(Figure dataset records)
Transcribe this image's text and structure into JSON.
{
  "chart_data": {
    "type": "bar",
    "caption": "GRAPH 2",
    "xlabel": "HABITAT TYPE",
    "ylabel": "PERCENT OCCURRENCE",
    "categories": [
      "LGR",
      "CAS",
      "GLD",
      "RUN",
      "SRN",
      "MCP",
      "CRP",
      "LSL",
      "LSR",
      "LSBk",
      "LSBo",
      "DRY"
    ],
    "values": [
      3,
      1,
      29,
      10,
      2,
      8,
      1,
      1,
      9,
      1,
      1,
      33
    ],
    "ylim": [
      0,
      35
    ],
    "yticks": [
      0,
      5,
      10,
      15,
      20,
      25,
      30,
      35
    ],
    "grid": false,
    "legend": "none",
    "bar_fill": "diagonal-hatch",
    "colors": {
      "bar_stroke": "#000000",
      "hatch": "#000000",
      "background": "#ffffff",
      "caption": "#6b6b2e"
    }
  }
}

- Your instructions
Exactly reproduce every line of the records.

- Result of this exercise
Transcribe this image's text and structure into JSON.
{
  "chart_data": {
    "type": "bar",
    "caption": "GRAPH 2",
    "xlabel": "HABITAT TYPE",
    "ylabel": "PERCENT OCCURRENCE",
    "categories": [
      "LGR",
      "CAS",
      "GLD",
      "RUN",
      "SRN",
      "MCP",
      "CRP",
      "LSL",
      "LSR",
      "LSBk",
      "LSBo",
      "DRY"
    ],
    "values": [
      3,
      1,
      29,
      10,
      2,
      8,
      1,
      1,
      9,
      1,
      1,
      33
    ],
    "ylim": [
      0,
      35
    ],
    "yticks": [
      0,
      5,
      10,
      15,
      20,
      25,
      30,
      35
    ],
    "grid": false,
    "legend": "none",
    "bar_fill": "diagonal-hatch",
    "colors": {
      "bar_stroke": "#000000",
      "hatch": "#000000",
      "background": "#ffffff",
      "caption": "#6b6b2e"
    }
  }
}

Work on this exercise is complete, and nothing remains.